>>>>

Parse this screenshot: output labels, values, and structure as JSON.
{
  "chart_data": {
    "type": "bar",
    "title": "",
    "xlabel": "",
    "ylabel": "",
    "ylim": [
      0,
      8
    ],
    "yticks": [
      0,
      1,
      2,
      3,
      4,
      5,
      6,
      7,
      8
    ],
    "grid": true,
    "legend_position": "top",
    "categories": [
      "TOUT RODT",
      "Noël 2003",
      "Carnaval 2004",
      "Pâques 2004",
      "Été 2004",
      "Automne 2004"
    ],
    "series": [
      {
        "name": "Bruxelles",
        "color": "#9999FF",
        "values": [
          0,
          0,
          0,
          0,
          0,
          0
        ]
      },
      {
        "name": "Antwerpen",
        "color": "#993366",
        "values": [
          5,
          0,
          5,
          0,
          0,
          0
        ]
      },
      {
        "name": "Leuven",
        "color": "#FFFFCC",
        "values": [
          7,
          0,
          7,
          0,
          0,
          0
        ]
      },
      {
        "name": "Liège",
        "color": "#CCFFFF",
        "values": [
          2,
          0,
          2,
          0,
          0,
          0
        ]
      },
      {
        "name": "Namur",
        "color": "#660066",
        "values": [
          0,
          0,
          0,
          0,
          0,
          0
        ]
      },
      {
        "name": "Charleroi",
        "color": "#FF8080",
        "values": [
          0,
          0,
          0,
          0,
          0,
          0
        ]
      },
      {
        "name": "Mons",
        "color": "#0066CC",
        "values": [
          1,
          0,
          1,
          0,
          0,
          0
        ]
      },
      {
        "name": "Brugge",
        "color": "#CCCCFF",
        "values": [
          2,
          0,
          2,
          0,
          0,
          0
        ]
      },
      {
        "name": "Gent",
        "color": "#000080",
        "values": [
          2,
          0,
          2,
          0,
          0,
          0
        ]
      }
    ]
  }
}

<<<<

YOUR INSTRUCTIONS »
Pull out the lines above in which the word "name" appears.

SOLUTION FOR THIS PROBLEM »
        "name": "Bruxelles",
        "name": "Antwerpen",
        "name": "Leuven",
        "name": "Liège",
        "name": "Namur",
        "name": "Charleroi",
        "name": "Mons",
        "name": "Brugge",
        "name": "Gent",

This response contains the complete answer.